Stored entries
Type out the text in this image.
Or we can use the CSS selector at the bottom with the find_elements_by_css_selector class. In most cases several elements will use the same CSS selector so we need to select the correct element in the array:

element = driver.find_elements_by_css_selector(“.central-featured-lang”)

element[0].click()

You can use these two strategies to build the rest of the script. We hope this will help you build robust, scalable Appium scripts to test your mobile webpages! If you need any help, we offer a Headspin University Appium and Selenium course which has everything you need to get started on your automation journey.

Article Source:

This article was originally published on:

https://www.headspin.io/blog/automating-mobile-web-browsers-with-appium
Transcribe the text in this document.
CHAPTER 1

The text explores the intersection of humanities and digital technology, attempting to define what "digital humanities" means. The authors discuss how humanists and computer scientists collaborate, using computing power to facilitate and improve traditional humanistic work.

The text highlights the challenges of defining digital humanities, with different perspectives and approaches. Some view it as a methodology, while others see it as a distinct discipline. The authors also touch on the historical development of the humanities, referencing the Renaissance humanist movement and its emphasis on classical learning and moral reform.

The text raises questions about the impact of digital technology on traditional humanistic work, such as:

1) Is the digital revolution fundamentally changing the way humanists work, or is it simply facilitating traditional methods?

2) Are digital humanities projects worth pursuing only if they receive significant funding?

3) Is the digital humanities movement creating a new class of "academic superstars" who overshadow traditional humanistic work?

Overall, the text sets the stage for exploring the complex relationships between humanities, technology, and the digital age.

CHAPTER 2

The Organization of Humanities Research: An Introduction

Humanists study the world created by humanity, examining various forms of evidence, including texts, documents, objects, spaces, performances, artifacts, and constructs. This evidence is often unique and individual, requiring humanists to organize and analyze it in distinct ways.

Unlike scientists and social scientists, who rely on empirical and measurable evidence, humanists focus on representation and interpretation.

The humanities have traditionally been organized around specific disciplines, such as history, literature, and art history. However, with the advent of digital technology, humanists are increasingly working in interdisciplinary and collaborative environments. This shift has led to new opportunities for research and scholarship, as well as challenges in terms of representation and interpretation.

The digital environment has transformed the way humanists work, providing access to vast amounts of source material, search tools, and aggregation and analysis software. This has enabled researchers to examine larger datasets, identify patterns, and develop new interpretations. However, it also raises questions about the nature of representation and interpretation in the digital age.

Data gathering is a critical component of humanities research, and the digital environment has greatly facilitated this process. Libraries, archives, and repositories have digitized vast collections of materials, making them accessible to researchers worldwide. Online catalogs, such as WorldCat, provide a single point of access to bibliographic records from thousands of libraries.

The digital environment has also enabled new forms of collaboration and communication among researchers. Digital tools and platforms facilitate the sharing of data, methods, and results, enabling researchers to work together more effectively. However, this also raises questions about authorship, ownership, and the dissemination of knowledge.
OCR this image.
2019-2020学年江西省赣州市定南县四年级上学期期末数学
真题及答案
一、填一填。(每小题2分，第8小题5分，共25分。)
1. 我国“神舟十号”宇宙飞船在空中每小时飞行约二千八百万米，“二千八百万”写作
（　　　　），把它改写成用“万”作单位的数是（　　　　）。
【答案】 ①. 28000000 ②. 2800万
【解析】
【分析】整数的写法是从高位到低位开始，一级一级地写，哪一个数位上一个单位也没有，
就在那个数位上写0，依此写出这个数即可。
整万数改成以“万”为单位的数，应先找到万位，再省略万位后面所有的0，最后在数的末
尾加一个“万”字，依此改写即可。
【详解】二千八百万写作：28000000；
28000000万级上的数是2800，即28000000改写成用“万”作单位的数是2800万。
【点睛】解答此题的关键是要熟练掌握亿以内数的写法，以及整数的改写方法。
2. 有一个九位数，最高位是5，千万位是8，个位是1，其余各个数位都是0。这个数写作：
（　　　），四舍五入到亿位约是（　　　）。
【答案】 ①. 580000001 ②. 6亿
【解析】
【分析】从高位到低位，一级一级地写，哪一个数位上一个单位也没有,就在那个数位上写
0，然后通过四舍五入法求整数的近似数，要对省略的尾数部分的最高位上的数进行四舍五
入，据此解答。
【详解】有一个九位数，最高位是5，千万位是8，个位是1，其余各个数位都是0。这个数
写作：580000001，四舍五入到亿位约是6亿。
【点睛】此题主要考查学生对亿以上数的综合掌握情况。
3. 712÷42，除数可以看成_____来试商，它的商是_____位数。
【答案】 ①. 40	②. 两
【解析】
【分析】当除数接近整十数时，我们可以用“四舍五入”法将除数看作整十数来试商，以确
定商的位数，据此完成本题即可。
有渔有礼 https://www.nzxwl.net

- [WRITTEN REQUEST]: All of the data needs to be printed once more, exactly.

- [SOLVED EXERCISE]:
Type out the text in this image.
Or we can use the CSS selector at the bottom with the find_elements_by_css_selector class. In most cases several elements will use the same CSS selector so we need to select the correct element in the array:

element = driver.find_elements_by_css_selector(“.central-featured-lang”)

element[0].click()

You can use these two strategies to build the rest of the script. We hope this will help you build robust, scalable Appium scripts to test your mobile webpages! If you need any help, we offer a Headspin University Appium and Selenium course which has everything you need to get started on your automation journey.

Article Source:

This article was originally published on:

https://www.headspin.io/blog/automating-mobile-web-browsers-with-appium
Transcribe the text in this document.
CHAPTER 1

The text explores the intersection of humanities and digital technology, attempting to define what "digital humanities" means. The authors discuss how humanists and computer scientists collaborate, using computing power to facilitate and improve traditional humanistic work.

The text highlights the challenges of defining digital humanities, with different perspectives and approaches. Some view it as a methodology, while others see it as a distinct discipline. The authors also touch on the historical development of the humanities, referencing the Renaissance humanist movement and its emphasis on classical learning and moral reform.

The text raises questions about the impact of digital technology on traditional humanistic work, such as:

1) Is the digital revolution fundamentally changing the way humanists work, or is it simply facilitating traditional methods?

2) Are digital humanities projects worth pursuing only if they receive significant funding?

3) Is the digital humanities movement creating a new class of "academic superstars" who overshadow traditional humanistic work?

Overall, the text sets the stage for exploring the complex relationships between humanities, technology, and the digital age.

CHAPTER 2

The Organization of Humanities Research: An Introduction

Humanists study the world created by humanity, examining various forms of evidence, including texts, documents, objects, spaces, performances, artifacts, and constructs. This evidence is often unique and individual, requiring humanists to organize and analyze it in distinct ways.

Unlike scientists and social scientists, who rely on empirical and measurable evidence, humanists focus on representation and interpretation.

The humanities have traditionally been organized around specific disciplines, such as history, literature, and art history. However, with the advent of digital technology, humanists are increasingly working in interdisciplinary and collaborative environments. This shift has led to new opportunities for research and scholarship, as well as challenges in terms of representation and interpretation.

The digital environment has transformed the way humanists work, providing access to vast amounts of source material, search tools, and aggregation and analysis software. This has enabled researchers to examine larger datasets, identify patterns, and develop new interpretations. However, it also raises questions about the nature of representation and interpretation in the digital age.

Data gathering is a critical component of humanities research, and the digital environment has greatly facilitated this process. Libraries, archives, and repositories have digitized vast collections of materials, making them accessible to researchers worldwide. Online catalogs, such as WorldCat, provide a single point of access to bibliographic records from thousands of libraries.

The digital environment has also enabled new forms of collaboration and communication among researchers. Digital tools and platforms facilitate the sharing of data, methods, and results, enabling researchers to work together more effectively. However, this also raises questions about authorship, ownership, and the dissemination of knowledge.
OCR this image.
2019-2020学年江西省赣州市定南县四年级上学期期末数学
真题及答案
一、填一填。(每小题2分，第8小题5分，共25分。)
1. 我国“神舟十号”宇宙飞船在空中每小时飞行约二千八百万米，“二千八百万”写作
（　　　　），把它改写成用“万”作单位的数是（　　　　）。
【答案】 ①. 28000000 ②. 2800万
【解析】
【分析】整数的写法是从高位到低位开始，一级一级地写，哪一个数位上一个单位也没有，
就在那个数位上写0，依此写出这个数即可。
整万数改成以“万”为单位的数，应先找到万位，再省略万位后面所有的0，最后在数的末
尾加一个“万”字，依此改写即可。
【详解】二千八百万写作：28000000；
28000000万级上的数是2800，即28000000改写成用“万”作单位的数是2800万。
【点睛】解答此题的关键是要熟练掌握亿以内数的写法，以及整数的改写方法。
2. 有一个九位数，最高位是5，千万位是8，个位是1，其余各个数位都是0。这个数写作：
（　　　），四舍五入到亿位约是（　　　）。
【答案】 ①. 580000001 ②. 6亿
【解析】
【分析】从高位到低位，一级一级地写，哪一个数位上一个单位也没有,就在那个数位上写
0，然后通过四舍五入法求整数的近似数，要对省略的尾数部分的最高位上的数进行四舍五
入，据此解答。
【详解】有一个九位数，最高位是5，千万位是8，个位是1，其余各个数位都是0。这个数
写作：580000001，四舍五入到亿位约是6亿。
【点睛】此题主要考查学生对亿以上数的综合掌握情况。
3. 712÷42，除数可以看成_____来试商，它的商是_____位数。
【答案】 ①. 40	②. 两
【解析】
【分析】当除数接近整十数时，我们可以用“四舍五入”法将除数看作整十数来试商，以确
定商的位数，据此完成本题即可。
有渔有礼 https://www.nzxwl.net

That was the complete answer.